* **DATA EXTRACT**
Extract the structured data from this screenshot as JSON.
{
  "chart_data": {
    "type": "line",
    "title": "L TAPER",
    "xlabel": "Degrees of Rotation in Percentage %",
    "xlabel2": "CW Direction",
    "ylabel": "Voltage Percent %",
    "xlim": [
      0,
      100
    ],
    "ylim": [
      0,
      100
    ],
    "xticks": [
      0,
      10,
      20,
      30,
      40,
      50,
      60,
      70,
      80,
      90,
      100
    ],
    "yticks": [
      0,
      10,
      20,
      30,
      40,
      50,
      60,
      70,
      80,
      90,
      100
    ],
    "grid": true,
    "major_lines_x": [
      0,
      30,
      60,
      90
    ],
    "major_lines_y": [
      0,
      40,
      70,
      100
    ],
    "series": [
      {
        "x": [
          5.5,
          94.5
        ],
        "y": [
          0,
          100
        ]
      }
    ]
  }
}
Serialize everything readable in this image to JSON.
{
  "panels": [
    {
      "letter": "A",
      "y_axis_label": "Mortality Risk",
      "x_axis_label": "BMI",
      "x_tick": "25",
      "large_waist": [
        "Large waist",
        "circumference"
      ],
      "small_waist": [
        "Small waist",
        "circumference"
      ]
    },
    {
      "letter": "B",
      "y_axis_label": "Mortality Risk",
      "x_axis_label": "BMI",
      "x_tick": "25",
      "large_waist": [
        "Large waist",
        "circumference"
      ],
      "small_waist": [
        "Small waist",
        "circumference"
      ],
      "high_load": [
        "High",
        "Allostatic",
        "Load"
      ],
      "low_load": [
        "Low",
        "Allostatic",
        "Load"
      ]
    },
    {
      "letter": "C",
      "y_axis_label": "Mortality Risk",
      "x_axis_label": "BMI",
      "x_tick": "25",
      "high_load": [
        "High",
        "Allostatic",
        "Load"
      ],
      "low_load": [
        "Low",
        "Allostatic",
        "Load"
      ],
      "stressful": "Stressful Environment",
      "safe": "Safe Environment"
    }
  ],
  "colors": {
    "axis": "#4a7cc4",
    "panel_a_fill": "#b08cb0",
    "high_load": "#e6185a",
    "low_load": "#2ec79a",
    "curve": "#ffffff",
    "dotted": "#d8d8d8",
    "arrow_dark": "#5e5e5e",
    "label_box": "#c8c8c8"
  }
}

* **WHAT IS ASKED**
Repeat the records exactly, including every line.

* **TASK RESULT**
Extract the structured data from this screenshot as JSON.
{
  "chart_data": {
    "type": "line",
    "title": "L TAPER",
    "xlabel": "Degrees of Rotation in Percentage %",
    "xlabel2": "CW Direction",
    "ylabel": "Voltage Percent %",
    "xlim": [
      0,
      100
    ],
    "ylim": [
      0,
      100
    ],
    "xticks": [
      0,
      10,
      20,
      30,
      40,
      50,
      60,
      70,
      80,
      90,
      100
    ],
    "yticks": [
      0,
      10,
      20,
      30,
      40,
      50,
      60,
      70,
      80,
      90,
      100
    ],
    "grid": true,
    "major_lines_x": [
      0,
      30,
      60,
      90
    ],
    "major_lines_y": [
      0,
      40,
      70,
      100
    ],
    "series": [
      {
        "x": [
          5.5,
          94.5
        ],
        "y": [
          0,
          100
        ]
      }
    ]
  }
}
Serialize everything readable in this image to JSON.
{
  "panels": [
    {
      "letter": "A",
      "y_axis_label": "Mortality Risk",
      "x_axis_label": "BMI",
      "x_tick": "25",
      "large_waist": [
        "Large waist",
        "circumference"
      ],
      "small_waist": [
        "Small waist",
        "circumference"
      ]
    },
    {
      "letter": "B",
      "y_axis_label": "Mortality Risk",
      "x_axis_label": "BMI",
      "x_tick": "25",
      "large_waist": [
        "Large waist",
        "circumference"
      ],
      "small_waist": [
        "Small waist",
        "circumference"
      ],
      "high_load": [
        "High",
        "Allostatic",
        "Load"
      ],
      "low_load": [
        "Low",
        "Allostatic",
        "Load"
      ]
    },
    {
      "letter": "C",
      "y_axis_label": "Mortality Risk",
      "x_axis_label": "BMI",
      "x_tick": "25",
      "high_load": [
        "High",
        "Allostatic",
        "Load"
      ],
      "low_load": [
        "Low",
        "Allostatic",
        "Load"
      ],
      "stressful": "Stressful Environment",
      "safe": "Safe Environment"
    }
  ],
  "colors": {
    "axis": "#4a7cc4",
    "panel_a_fill": "#b08cb0",
    "high_load": "#e6185a",
    "low_load": "#2ec79a",
    "curve": "#ffffff",
    "dotted": "#d8d8d8",
    "arrow_dark": "#5e5e5e",
    "label_box": "#c8c8c8"
  }
}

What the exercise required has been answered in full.